**** MATERIAL FOR THIS EXERCISE

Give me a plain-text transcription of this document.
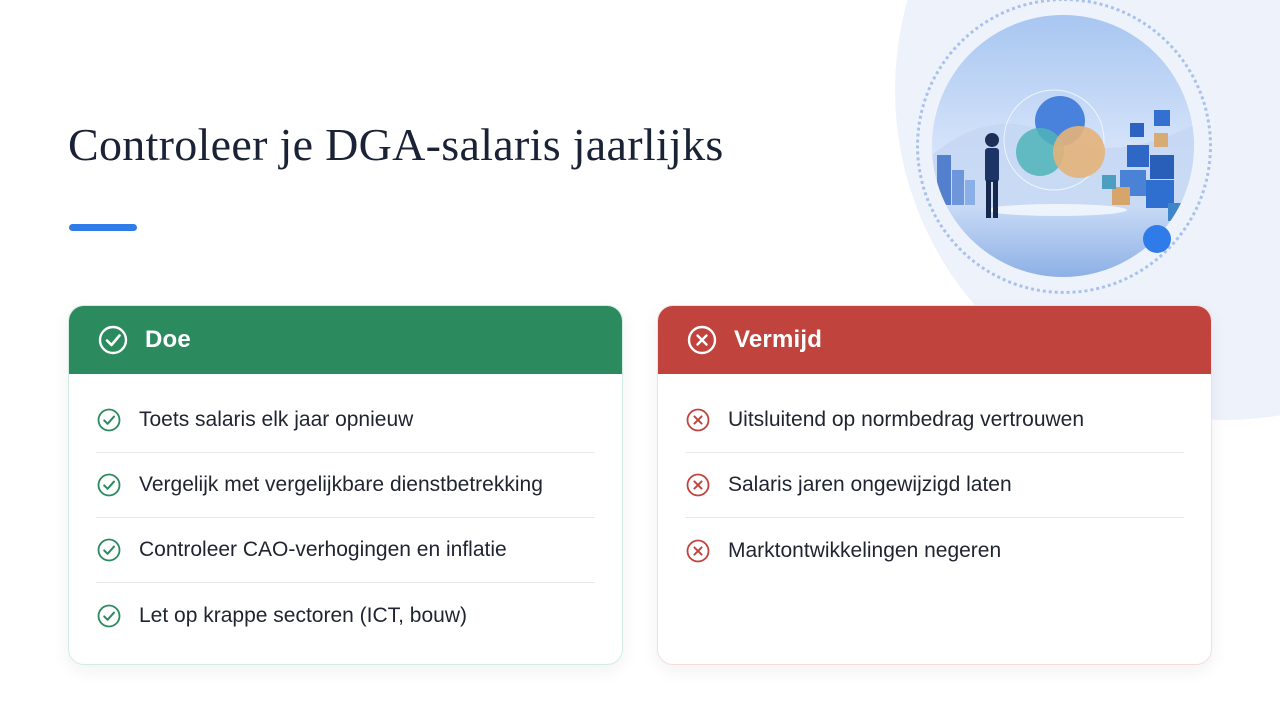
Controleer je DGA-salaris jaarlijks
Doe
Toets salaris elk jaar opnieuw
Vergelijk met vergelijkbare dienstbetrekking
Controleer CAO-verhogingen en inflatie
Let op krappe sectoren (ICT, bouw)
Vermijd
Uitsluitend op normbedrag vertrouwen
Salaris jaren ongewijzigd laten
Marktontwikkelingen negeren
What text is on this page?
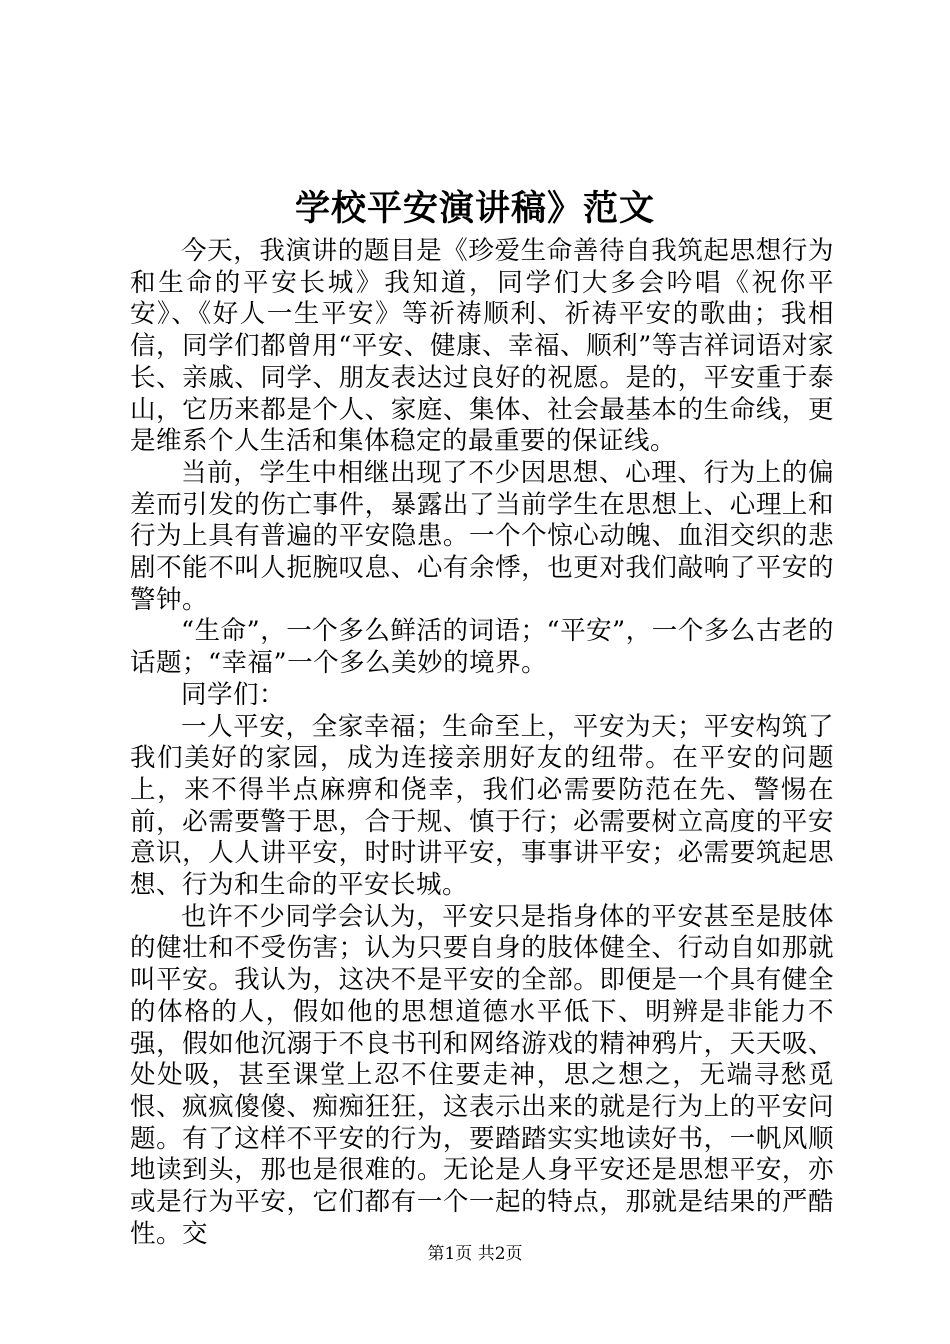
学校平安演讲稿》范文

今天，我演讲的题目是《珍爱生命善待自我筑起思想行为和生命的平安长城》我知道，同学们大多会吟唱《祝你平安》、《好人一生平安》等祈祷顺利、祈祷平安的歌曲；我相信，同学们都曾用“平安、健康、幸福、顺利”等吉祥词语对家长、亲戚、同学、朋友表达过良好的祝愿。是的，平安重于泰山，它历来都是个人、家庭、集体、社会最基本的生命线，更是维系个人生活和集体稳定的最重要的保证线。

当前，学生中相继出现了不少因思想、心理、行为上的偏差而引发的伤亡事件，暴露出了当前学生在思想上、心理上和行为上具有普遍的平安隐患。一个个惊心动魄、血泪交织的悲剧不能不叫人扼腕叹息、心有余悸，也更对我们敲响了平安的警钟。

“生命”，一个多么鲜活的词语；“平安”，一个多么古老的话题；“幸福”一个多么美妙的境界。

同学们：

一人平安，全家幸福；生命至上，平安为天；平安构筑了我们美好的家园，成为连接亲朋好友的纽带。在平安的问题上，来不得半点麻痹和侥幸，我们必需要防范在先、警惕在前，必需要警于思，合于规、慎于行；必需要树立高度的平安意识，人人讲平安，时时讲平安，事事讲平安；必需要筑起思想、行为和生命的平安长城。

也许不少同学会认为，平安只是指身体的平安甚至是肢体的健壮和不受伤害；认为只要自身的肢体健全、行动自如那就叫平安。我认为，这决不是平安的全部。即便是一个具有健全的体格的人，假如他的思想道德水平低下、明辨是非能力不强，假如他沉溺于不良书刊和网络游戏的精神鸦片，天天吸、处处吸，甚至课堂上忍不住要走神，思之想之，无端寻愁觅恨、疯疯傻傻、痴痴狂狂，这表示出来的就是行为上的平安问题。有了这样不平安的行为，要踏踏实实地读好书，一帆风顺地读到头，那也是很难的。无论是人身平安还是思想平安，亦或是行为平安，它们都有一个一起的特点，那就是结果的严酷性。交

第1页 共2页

********
**** MATERIAL FOR THIS EXERCISE

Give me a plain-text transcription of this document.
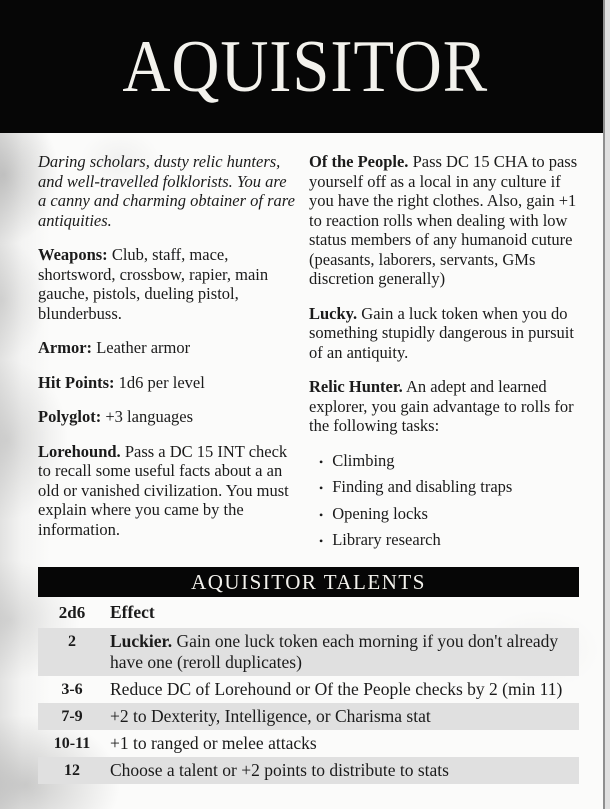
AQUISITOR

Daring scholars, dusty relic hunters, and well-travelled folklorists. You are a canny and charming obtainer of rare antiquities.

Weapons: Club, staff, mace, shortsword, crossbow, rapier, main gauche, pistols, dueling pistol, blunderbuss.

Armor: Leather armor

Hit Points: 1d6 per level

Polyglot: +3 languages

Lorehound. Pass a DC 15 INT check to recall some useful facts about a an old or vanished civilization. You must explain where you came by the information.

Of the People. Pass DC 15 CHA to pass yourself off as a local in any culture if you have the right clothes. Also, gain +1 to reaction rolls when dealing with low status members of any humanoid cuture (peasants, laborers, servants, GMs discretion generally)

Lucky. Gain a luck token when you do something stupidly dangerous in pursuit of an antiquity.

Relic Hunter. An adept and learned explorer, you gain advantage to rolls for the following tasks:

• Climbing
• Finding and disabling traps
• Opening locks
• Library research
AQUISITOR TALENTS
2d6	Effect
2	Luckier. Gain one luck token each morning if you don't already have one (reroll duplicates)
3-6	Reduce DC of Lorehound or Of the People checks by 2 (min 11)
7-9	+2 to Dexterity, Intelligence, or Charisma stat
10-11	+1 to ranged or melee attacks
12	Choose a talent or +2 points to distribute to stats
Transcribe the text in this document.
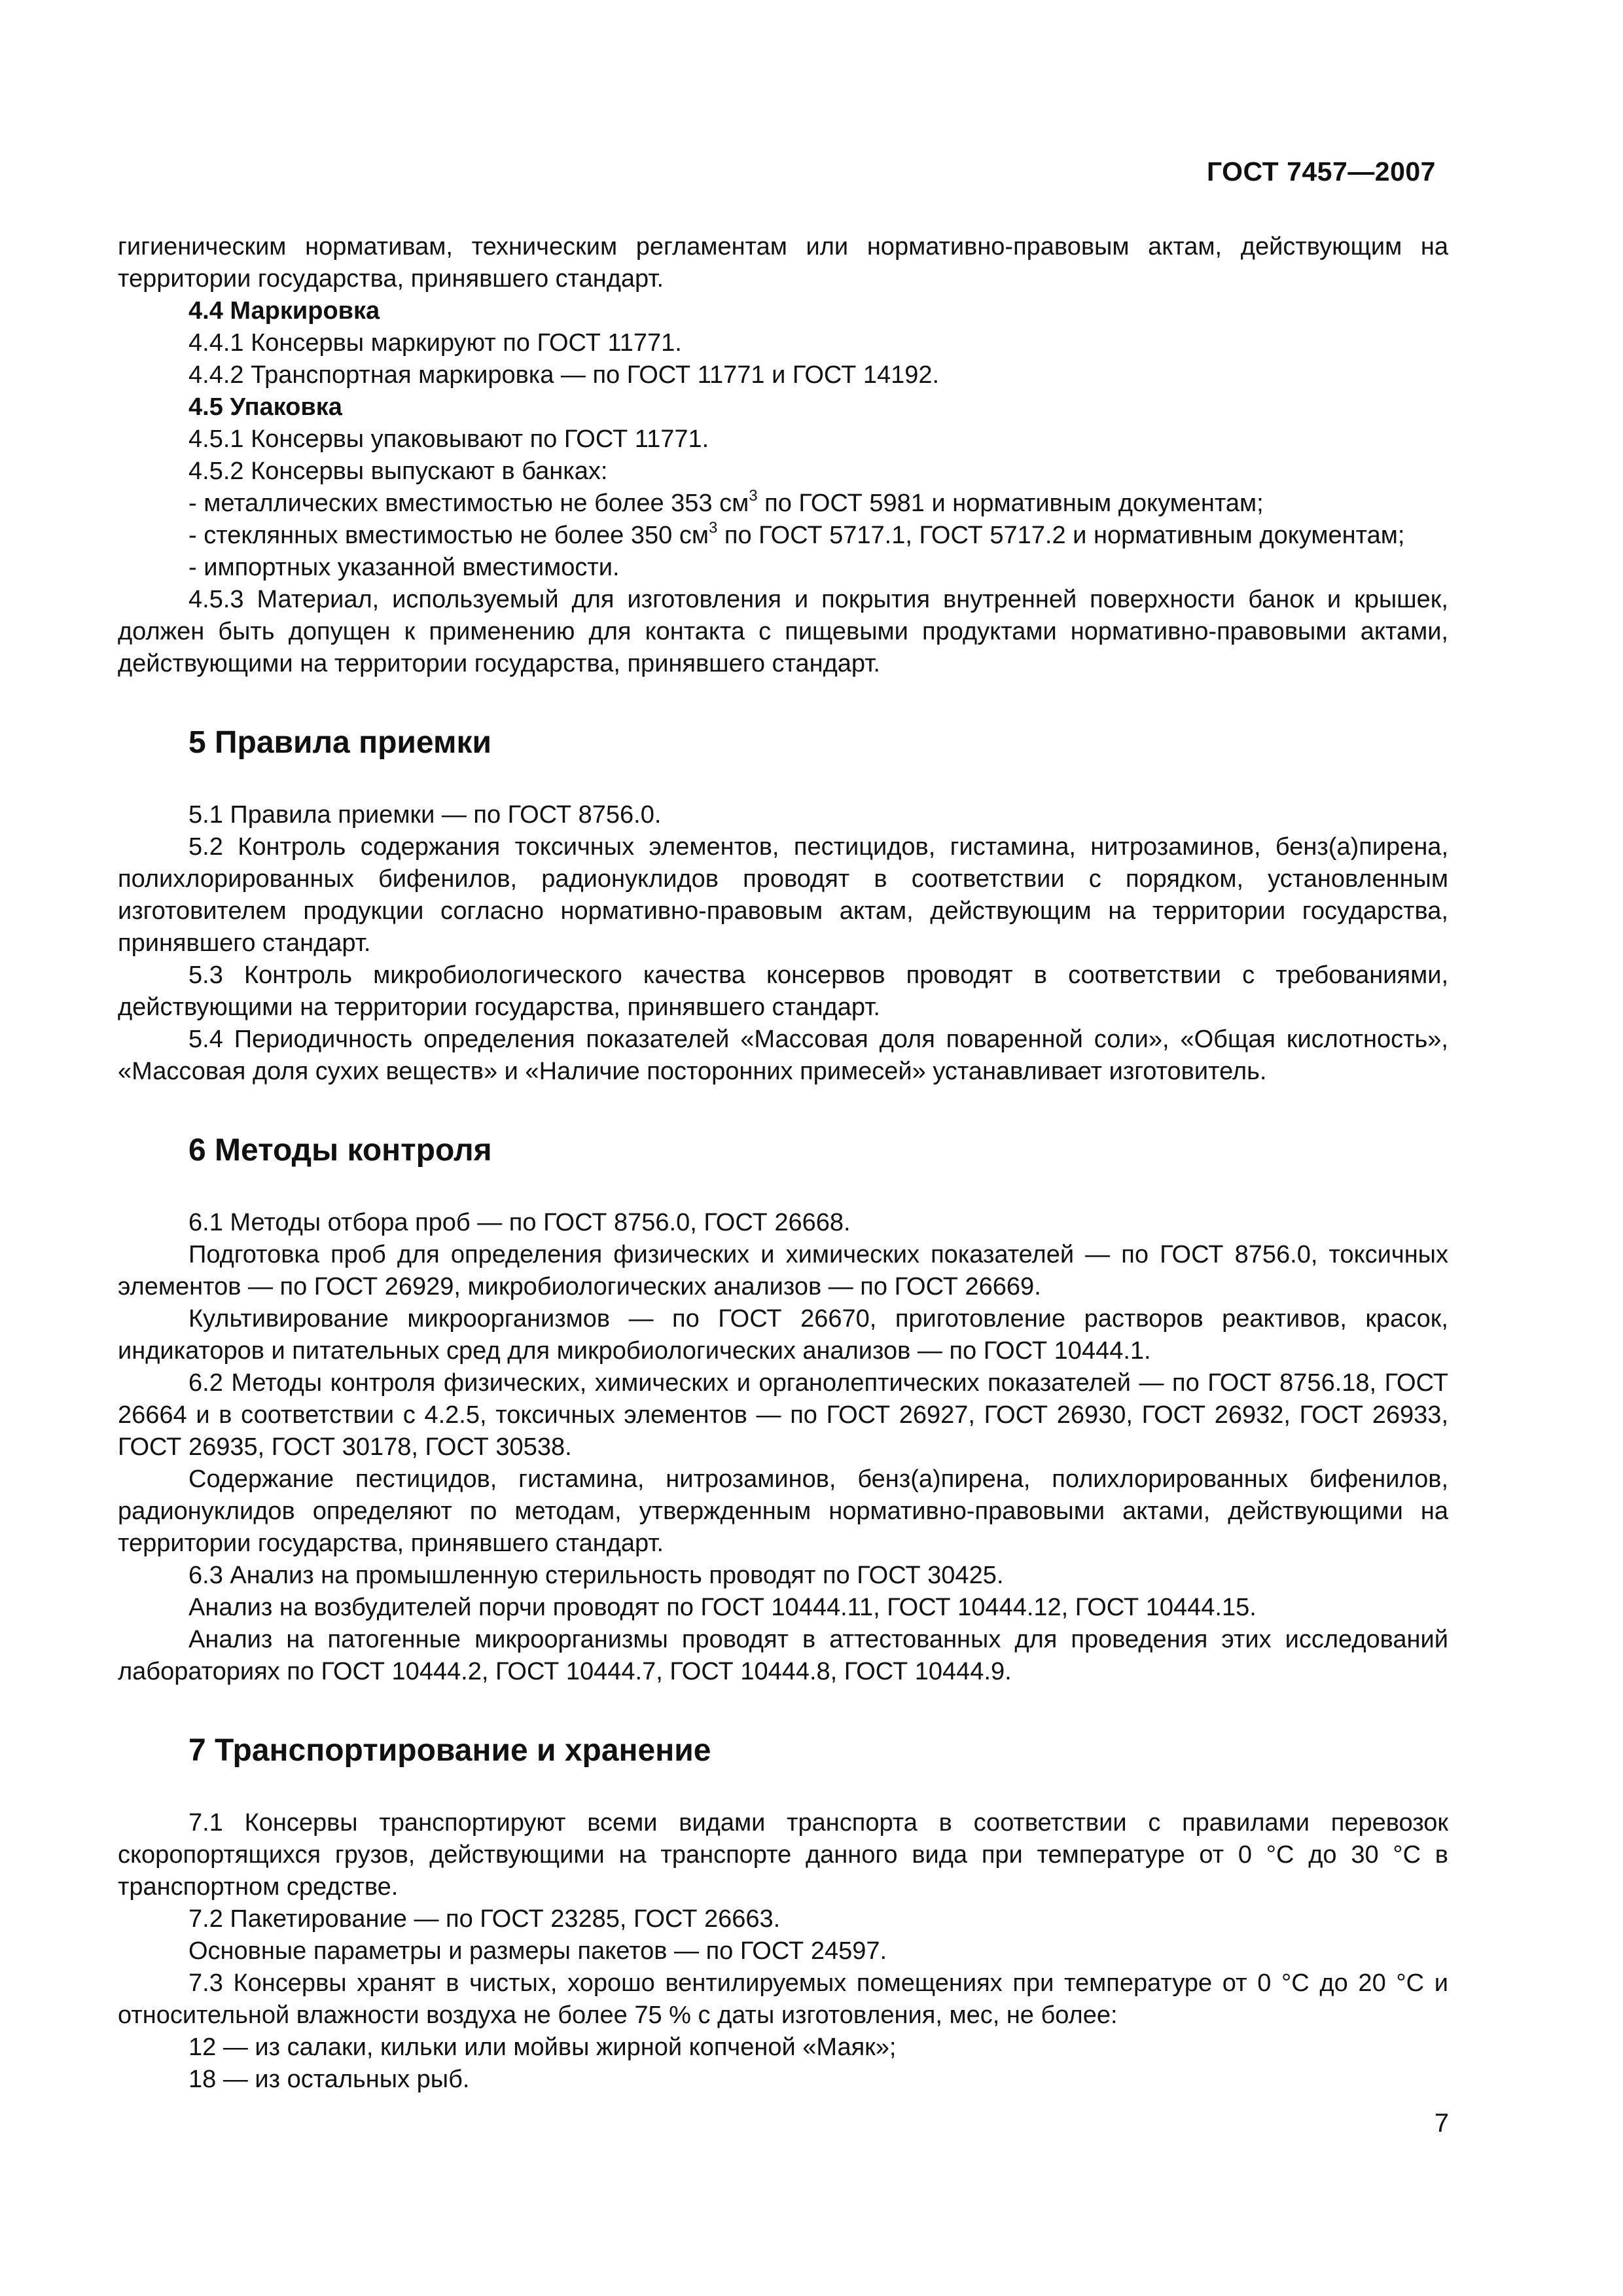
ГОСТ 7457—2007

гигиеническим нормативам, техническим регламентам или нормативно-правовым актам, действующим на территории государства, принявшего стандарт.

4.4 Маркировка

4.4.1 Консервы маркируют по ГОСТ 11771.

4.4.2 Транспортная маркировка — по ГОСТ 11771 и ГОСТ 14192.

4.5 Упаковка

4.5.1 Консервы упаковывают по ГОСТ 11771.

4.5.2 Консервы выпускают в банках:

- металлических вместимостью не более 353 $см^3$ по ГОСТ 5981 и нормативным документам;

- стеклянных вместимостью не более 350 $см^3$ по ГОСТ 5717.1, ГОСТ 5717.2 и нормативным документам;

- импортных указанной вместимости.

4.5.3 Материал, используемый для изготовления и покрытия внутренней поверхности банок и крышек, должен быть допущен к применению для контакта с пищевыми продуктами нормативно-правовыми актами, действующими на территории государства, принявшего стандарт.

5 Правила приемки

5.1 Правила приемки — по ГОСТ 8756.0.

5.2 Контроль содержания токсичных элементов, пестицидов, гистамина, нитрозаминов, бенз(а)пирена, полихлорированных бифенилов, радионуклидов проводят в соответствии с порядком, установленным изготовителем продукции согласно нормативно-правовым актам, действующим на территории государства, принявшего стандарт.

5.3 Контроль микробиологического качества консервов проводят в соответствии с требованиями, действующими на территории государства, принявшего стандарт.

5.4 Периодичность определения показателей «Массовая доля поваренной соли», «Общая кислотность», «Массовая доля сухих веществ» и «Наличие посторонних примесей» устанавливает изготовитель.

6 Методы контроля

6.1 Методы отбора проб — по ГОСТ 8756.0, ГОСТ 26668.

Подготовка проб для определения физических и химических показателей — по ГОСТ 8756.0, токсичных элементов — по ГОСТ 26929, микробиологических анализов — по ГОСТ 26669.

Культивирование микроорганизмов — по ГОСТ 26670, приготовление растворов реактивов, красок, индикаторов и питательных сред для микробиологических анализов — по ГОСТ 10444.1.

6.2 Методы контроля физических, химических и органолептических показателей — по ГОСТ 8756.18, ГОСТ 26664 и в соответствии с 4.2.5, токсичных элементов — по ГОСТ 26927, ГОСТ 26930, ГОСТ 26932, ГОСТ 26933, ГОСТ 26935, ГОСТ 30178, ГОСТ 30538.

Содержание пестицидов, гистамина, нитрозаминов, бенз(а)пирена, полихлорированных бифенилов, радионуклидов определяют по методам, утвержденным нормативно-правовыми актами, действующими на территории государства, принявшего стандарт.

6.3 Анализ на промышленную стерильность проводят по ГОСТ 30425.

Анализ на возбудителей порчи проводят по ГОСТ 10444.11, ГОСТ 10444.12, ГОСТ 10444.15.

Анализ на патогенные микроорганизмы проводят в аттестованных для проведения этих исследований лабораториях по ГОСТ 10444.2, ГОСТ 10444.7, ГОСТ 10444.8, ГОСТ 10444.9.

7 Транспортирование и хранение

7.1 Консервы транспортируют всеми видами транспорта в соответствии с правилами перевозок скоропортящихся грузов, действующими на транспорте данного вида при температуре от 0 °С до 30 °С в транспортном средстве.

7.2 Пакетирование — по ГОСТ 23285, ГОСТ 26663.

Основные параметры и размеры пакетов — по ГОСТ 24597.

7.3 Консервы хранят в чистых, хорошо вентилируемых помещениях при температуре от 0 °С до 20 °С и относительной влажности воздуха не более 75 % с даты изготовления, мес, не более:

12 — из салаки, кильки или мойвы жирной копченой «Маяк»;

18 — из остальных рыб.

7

********

Find and copy each line above that includes the string "пестицидов".

**EXERCISE ANSWER**
5.2 Контроль содержания токсичных элементов, пестицидов, гистамина, нитрозаминов, бенз(а)пирена, полихлорированных бифенилов, радионуклидов проводят в соответствии с порядком, установленным изготовителем продукции согласно нормативно-правовым актам, действующим на территории государства, принявшего стандарт.
Содержание пестицидов, гистамина, нитрозаминов, бенз(а)пирена, полихлорированных бифенилов, радионуклидов определяют по методам, утвержденным нормативно-правовыми актами, действующими на территории государства, принявшего стандарт.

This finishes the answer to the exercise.